**Requirements**
Find each line with "Transcribe" and copy it.
○ ○ ○ ○ ○
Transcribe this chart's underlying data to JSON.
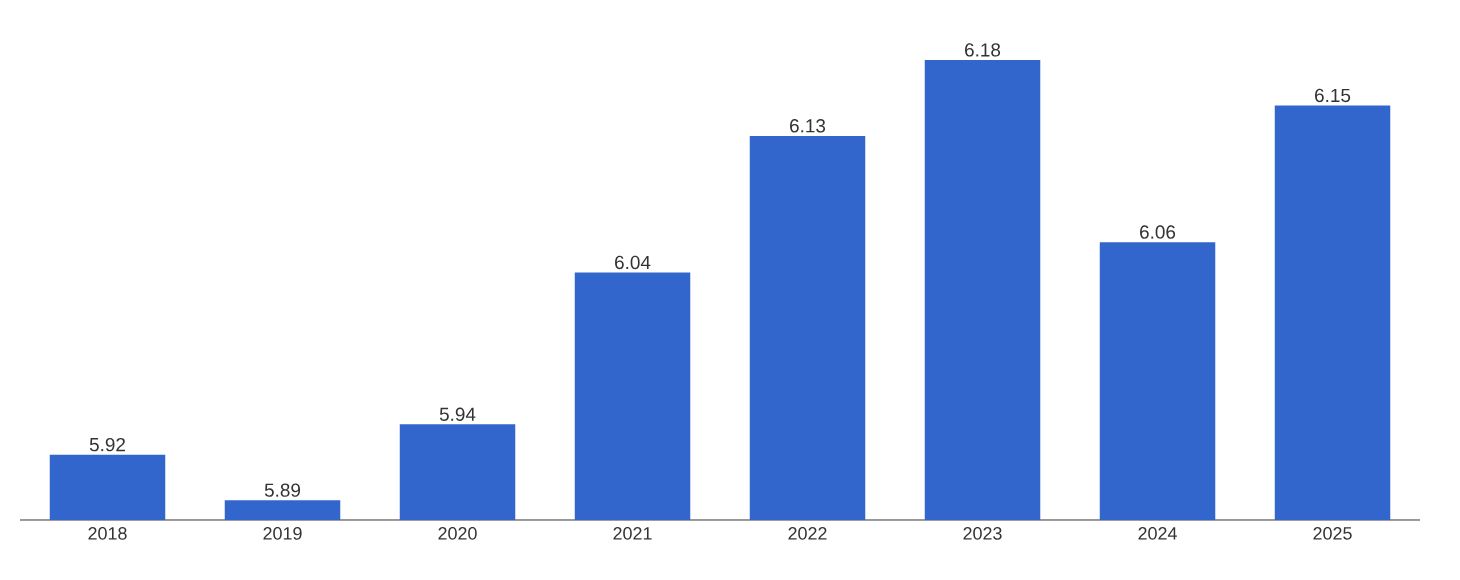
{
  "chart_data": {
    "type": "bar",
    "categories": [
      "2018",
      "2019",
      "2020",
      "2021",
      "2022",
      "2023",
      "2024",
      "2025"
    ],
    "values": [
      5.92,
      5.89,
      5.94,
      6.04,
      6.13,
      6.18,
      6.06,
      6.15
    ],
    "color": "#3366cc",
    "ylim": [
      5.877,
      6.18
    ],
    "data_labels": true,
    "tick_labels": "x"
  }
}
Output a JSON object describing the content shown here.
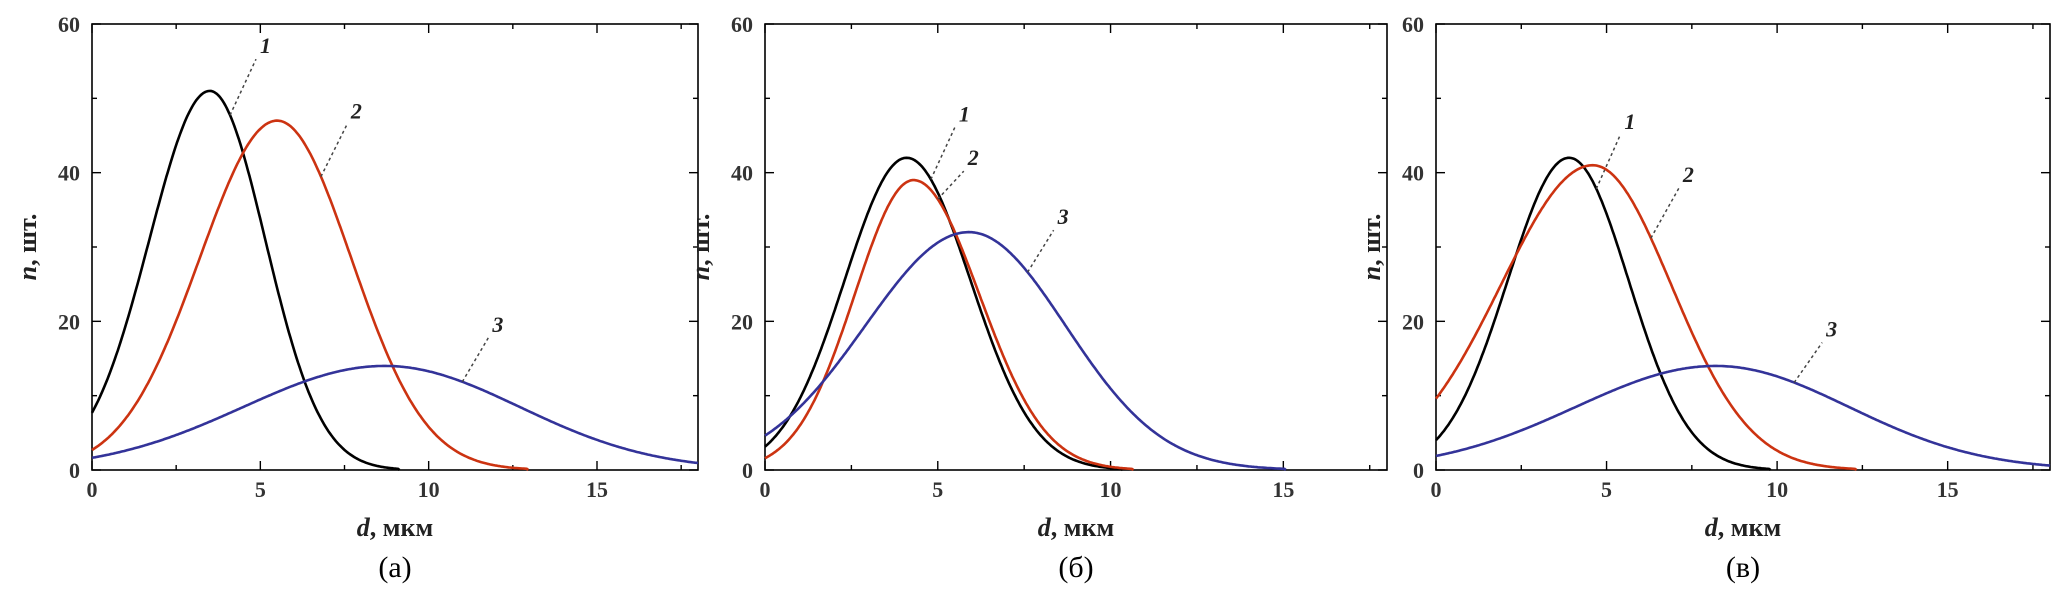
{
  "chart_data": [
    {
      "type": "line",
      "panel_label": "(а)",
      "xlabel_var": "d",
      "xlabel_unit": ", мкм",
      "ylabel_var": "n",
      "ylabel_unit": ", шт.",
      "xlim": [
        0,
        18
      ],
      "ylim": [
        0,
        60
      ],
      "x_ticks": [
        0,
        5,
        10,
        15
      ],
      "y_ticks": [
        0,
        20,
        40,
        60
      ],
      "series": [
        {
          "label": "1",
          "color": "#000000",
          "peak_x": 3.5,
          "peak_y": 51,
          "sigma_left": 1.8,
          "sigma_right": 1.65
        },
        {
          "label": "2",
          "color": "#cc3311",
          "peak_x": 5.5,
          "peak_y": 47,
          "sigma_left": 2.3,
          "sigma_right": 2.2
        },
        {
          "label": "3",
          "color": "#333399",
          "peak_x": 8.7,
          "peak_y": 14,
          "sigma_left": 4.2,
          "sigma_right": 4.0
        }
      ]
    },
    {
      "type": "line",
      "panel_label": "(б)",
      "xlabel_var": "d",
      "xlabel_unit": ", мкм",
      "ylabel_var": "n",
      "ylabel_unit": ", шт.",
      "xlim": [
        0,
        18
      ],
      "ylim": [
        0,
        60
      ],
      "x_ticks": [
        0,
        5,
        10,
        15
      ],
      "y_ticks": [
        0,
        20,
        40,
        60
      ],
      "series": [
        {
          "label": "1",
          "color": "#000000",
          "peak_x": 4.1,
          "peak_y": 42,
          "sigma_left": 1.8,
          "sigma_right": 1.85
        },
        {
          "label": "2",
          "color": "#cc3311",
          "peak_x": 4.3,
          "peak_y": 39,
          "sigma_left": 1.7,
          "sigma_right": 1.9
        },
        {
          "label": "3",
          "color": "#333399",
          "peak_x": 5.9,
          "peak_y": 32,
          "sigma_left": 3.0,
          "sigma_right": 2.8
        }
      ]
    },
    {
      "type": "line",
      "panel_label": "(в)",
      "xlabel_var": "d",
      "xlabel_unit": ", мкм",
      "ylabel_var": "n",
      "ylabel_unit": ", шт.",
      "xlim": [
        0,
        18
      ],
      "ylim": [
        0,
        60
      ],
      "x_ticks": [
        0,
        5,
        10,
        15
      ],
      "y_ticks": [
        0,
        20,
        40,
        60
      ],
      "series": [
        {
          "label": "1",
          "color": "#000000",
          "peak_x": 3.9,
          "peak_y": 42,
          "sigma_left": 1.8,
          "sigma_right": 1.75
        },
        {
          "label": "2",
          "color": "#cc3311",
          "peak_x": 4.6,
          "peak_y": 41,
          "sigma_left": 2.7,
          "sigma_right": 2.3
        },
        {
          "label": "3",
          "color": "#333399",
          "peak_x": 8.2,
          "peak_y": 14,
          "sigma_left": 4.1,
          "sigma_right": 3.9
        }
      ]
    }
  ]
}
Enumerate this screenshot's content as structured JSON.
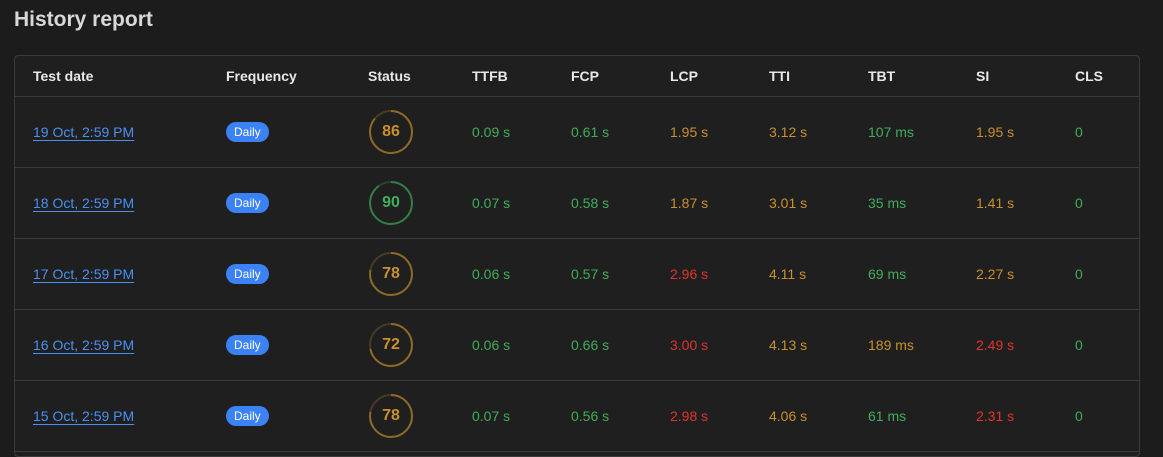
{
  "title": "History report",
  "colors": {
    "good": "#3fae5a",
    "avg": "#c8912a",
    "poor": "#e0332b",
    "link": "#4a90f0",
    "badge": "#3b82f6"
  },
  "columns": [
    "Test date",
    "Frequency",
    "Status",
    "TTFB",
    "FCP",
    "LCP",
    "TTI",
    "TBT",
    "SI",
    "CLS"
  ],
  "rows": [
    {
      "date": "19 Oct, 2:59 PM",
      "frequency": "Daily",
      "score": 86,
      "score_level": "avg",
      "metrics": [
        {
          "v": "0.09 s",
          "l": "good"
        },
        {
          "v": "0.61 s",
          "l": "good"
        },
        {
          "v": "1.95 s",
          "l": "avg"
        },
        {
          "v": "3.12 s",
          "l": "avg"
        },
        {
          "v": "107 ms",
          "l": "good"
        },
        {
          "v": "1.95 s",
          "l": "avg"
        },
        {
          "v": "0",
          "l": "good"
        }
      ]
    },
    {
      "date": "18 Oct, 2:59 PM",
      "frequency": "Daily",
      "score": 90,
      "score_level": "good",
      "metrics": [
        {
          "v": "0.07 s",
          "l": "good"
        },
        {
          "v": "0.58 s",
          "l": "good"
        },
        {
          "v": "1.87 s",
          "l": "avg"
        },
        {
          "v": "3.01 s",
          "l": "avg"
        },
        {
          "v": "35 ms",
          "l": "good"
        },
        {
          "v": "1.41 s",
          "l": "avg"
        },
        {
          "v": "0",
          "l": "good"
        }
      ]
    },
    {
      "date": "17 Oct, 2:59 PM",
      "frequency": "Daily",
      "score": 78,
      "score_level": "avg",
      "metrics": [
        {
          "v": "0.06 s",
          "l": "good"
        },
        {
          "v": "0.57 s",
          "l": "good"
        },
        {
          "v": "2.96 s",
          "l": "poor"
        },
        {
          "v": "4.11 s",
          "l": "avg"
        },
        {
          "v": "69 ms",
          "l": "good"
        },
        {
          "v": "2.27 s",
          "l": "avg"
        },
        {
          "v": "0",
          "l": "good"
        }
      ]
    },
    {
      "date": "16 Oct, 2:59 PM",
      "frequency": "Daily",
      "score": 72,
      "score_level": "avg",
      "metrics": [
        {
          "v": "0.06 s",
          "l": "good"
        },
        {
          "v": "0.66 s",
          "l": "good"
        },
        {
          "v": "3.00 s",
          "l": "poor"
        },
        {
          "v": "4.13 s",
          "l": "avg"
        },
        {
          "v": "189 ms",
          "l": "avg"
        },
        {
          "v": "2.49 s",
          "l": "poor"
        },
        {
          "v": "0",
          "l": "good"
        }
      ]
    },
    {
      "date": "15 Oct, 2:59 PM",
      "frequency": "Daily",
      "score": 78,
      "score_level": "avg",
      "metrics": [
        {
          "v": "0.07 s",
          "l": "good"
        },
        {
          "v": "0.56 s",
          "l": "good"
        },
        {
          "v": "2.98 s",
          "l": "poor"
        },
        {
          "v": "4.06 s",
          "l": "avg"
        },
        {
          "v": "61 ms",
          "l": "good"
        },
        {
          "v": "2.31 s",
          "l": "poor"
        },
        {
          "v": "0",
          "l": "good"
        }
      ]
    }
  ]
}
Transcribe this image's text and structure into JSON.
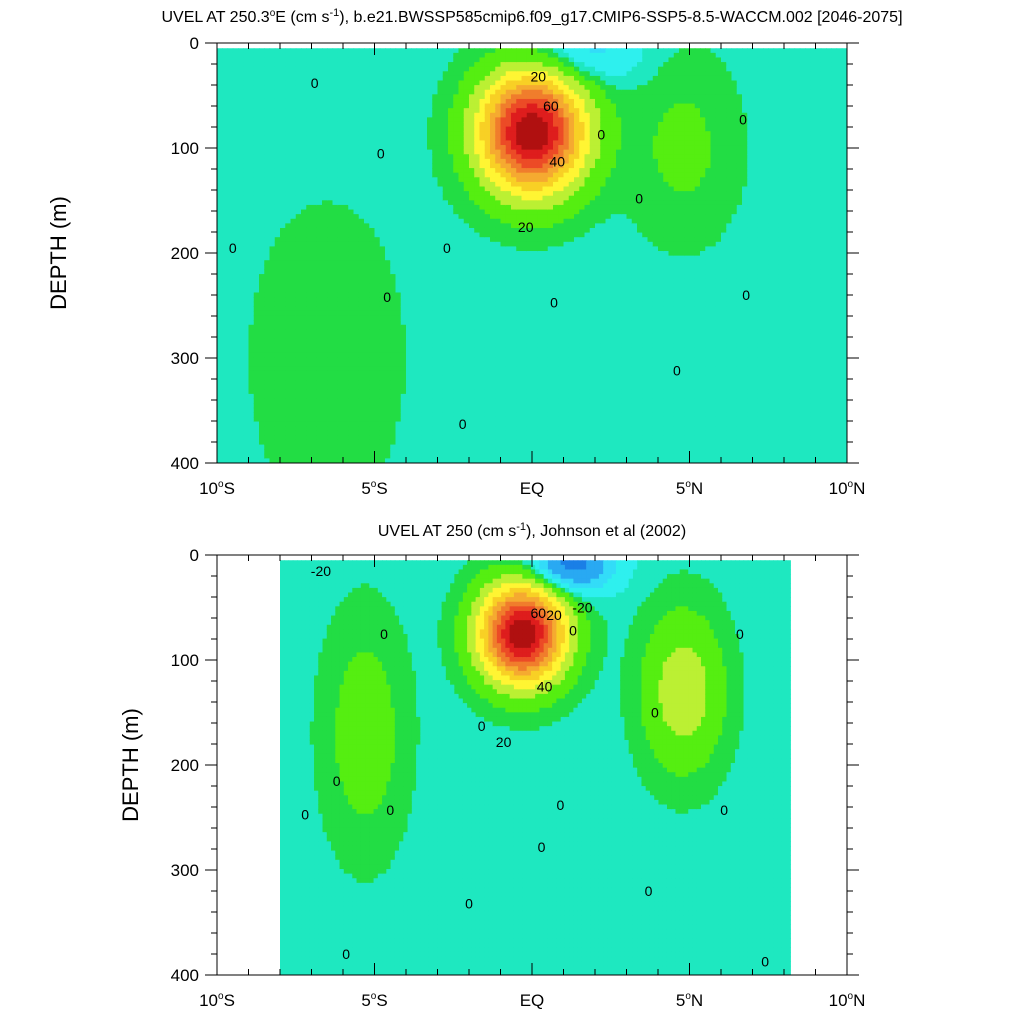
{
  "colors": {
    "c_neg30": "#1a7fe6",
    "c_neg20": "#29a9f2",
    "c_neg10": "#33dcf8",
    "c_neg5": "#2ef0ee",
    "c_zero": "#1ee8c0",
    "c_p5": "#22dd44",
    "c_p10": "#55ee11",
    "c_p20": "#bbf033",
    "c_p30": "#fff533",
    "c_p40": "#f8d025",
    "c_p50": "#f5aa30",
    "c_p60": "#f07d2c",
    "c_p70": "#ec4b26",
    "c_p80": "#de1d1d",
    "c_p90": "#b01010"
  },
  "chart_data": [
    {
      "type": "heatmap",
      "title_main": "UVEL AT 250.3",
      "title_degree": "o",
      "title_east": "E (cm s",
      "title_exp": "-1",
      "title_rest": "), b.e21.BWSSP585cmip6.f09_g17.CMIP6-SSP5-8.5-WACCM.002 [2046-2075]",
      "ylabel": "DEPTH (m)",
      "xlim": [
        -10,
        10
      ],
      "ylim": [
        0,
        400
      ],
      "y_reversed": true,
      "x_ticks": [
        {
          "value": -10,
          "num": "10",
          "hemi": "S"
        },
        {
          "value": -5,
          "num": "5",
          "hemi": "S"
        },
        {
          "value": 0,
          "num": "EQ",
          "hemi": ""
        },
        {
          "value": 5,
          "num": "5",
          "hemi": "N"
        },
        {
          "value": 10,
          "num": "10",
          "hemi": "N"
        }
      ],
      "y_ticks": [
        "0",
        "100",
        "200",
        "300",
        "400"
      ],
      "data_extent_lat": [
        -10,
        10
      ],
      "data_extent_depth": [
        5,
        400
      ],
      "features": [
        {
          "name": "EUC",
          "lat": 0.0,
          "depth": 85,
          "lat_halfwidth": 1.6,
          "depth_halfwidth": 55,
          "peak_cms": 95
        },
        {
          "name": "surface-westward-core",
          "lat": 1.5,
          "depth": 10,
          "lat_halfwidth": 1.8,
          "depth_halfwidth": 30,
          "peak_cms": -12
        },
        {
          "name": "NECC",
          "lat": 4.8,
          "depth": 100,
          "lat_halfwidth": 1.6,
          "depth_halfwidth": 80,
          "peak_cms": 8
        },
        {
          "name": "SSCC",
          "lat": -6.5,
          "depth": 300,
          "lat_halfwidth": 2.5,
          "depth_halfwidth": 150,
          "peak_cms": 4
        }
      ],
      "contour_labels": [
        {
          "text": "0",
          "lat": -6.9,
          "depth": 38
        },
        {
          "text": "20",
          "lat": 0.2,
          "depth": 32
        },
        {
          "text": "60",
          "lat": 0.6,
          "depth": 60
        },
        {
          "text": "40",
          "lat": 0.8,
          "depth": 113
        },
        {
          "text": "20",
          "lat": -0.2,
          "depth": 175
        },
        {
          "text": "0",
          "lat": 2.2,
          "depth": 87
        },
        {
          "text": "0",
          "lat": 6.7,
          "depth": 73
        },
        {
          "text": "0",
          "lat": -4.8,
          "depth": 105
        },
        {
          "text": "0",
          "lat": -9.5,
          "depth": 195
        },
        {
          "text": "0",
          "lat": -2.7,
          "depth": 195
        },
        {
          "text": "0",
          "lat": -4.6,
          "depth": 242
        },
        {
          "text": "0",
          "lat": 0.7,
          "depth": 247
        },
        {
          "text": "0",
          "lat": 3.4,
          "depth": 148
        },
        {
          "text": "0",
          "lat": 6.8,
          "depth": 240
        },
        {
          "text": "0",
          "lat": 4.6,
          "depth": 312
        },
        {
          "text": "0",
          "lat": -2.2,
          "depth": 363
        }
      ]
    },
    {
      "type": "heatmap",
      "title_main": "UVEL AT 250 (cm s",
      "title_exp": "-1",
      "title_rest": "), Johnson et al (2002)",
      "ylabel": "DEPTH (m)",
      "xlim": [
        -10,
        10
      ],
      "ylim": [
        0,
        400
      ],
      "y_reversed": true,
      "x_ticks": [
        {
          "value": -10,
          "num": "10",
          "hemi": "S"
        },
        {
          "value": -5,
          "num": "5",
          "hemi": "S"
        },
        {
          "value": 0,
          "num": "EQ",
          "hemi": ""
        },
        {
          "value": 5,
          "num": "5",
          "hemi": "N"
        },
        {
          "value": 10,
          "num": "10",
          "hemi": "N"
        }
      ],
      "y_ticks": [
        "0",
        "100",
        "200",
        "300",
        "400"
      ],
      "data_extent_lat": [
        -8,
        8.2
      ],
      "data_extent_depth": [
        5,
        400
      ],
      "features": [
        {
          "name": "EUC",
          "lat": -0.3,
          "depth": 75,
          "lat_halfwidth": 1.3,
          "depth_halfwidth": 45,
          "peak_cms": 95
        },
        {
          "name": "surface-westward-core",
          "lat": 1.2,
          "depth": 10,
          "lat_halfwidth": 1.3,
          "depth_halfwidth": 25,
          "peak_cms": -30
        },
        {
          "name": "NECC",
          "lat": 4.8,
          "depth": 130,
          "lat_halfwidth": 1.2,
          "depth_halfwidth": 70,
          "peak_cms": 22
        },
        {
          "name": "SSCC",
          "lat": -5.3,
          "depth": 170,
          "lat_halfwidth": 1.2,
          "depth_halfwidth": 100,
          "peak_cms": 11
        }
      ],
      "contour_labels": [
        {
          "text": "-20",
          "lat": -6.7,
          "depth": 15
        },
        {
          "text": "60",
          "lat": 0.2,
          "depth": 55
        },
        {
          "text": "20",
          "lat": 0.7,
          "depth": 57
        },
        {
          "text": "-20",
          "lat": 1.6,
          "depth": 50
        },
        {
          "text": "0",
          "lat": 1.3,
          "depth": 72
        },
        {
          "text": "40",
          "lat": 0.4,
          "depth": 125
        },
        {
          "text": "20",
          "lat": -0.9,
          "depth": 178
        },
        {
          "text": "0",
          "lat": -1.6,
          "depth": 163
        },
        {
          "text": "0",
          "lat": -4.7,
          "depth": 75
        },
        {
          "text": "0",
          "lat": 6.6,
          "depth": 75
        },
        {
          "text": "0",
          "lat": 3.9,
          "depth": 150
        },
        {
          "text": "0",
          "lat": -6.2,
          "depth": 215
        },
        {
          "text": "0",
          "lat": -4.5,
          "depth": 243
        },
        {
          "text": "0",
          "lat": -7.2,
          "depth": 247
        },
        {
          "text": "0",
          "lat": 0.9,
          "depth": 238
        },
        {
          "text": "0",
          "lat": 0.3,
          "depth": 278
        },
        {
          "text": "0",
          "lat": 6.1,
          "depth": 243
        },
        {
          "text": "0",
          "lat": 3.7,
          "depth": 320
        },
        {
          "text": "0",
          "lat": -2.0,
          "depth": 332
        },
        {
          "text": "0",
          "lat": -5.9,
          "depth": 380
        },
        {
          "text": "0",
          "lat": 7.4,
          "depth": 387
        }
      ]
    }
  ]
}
○ ○ ○ ○ ○
**Response to this task**
Transcribe this chart's underlying data to JSON.
Transcribe this image's text and structure into JSON.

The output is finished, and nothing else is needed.